## [Goal]
Edit the lines below by changing "divider" to "separator" and keeping everything else the same. Don't include the picture in your answer.

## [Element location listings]

....................

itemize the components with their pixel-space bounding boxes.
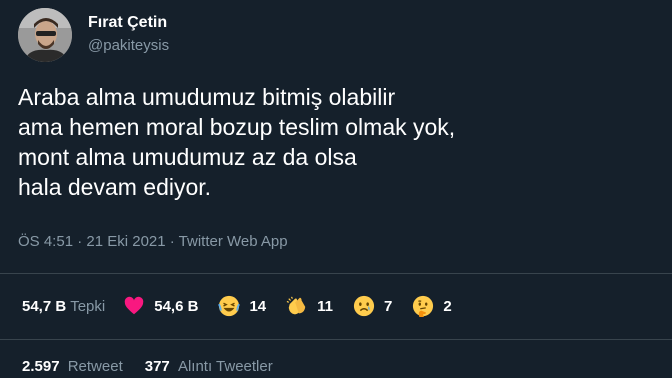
reaction-sad[interactable]: 7 <box>353 295 392 317</box>
heart-icon <box>124 296 144 315</box>
divider <box>0 273 672 274</box>
retweets-count: 2.597 <box>22 358 60 375</box>
laughing-face-icon <box>218 295 241 317</box>
reaction-thinking[interactable]: 2 <box>412 295 452 317</box>
tweet-line: ama hemen moral bozup teslim olmak yok, <box>18 114 456 140</box>
reactions-bar[interactable]: 54,7 B Tepki 54,6 B 14 11 7 2 <box>22 292 452 320</box>
tweet-line: hala devam ediyor. <box>18 174 212 200</box>
quotes-label: Alıntı Tweetler <box>177 358 273 375</box>
clapping-hands-icon <box>286 296 306 315</box>
user-name[interactable]: Fırat Çetin <box>88 14 167 32</box>
reaction-heart[interactable]: 54,6 B <box>123 295 198 317</box>
reaction-count: 54,6 B <box>154 297 199 315</box>
sad-face-icon <box>353 295 375 317</box>
thinking-face-icon <box>413 295 434 317</box>
avatar[interactable] <box>18 8 72 62</box>
reaction-count: 11 <box>317 297 333 315</box>
tweet-line: mont alma umudumuz az da olsa <box>18 144 357 170</box>
reactions-total-count: 54,7 B <box>22 297 67 315</box>
reaction-count: 7 <box>383 297 393 315</box>
tweet-timestamp[interactable]: ÖS 4:51 · 21 Eki 2021 · Twitter Web App <box>18 233 288 250</box>
reaction-laughing[interactable]: 14 <box>218 295 266 317</box>
reactions-total-label: Tepki <box>70 297 106 315</box>
divider <box>0 339 672 340</box>
tweet-text: Araba alma umudumuz bitmiş olabilir ama … <box>18 82 658 202</box>
tweet-line: Araba alma umudumuz bitmiş olabilir <box>18 84 396 110</box>
tweet-stats: 2.597 Retweet 377 Alıntı Tweetler <box>22 358 295 375</box>
retweets-link[interactable]: 2.597 Retweet <box>22 358 123 375</box>
reaction-count: 2 <box>443 297 452 315</box>
user-handle[interactable]: @pakiteysis <box>88 37 169 54</box>
reaction-clap[interactable]: 11 <box>286 295 333 317</box>
quote-tweets-link[interactable]: 377 Alıntı Tweetler <box>145 358 273 375</box>
quotes-count: 377 <box>144 358 170 375</box>
reaction-count: 14 <box>249 297 267 315</box>
avatar-photo-icon <box>18 8 72 62</box>
retweets-label: Retweet <box>67 358 123 375</box>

....................

## [The answer]
itemize the components with their pixel-space bounding boxes.
reaction-sad[interactable]: 7 <box>353 295 392 317</box>
heart-icon <box>124 296 144 315</box>
separator <box>0 273 672 274</box>
retweets-count: 2.597 <box>22 358 60 375</box>
laughing-face-icon <box>218 295 241 317</box>
reaction-thinking[interactable]: 2 <box>412 295 452 317</box>
tweet-line: ama hemen moral bozup teslim olmak yok, <box>18 114 456 140</box>
reactions-bar[interactable]: 54,7 B Tepki 54,6 B 14 11 7 2 <box>22 292 452 320</box>
tweet-line: hala devam ediyor. <box>18 174 212 200</box>
quotes-label: Alıntı Tweetler <box>177 358 273 375</box>
clapping-hands-icon <box>286 296 306 315</box>
user-name[interactable]: Fırat Çetin <box>88 14 167 32</box>
reaction-heart[interactable]: 54,6 B <box>123 295 198 317</box>
reaction-count: 54,6 B <box>154 297 199 315</box>
sad-face-icon <box>353 295 375 317</box>
thinking-face-icon <box>413 295 434 317</box>
avatar[interactable] <box>18 8 72 62</box>
reaction-count: 11 <box>317 297 333 315</box>
tweet-line: mont alma umudumuz az da olsa <box>18 144 357 170</box>
reactions-total-count: 54,7 B <box>22 297 67 315</box>
reaction-count: 7 <box>383 297 393 315</box>
tweet-timestamp[interactable]: ÖS 4:51 · 21 Eki 2021 · Twitter Web App <box>18 233 288 250</box>
reaction-laughing[interactable]: 14 <box>218 295 266 317</box>
reactions-total-label: Tepki <box>70 297 106 315</box>
separator <box>0 339 672 340</box>
tweet-text: Araba alma umudumuz bitmiş olabilir ama … <box>18 82 658 202</box>
tweet-line: Araba alma umudumuz bitmiş olabilir <box>18 84 396 110</box>
tweet-stats: 2.597 Retweet 377 Alıntı Tweetler <box>22 358 295 375</box>
retweets-link[interactable]: 2.597 Retweet <box>22 358 123 375</box>
reaction-count: 2 <box>443 297 452 315</box>
user-handle[interactable]: @pakiteysis <box>88 37 169 54</box>
reaction-clap[interactable]: 11 <box>286 295 333 317</box>
quote-tweets-link[interactable]: 377 Alıntı Tweetler <box>145 358 273 375</box>
quotes-count: 377 <box>144 358 170 375</box>
reaction-count: 14 <box>249 297 267 315</box>
avatar-photo-icon <box>18 8 72 62</box>
retweets-label: Retweet <box>67 358 123 375</box>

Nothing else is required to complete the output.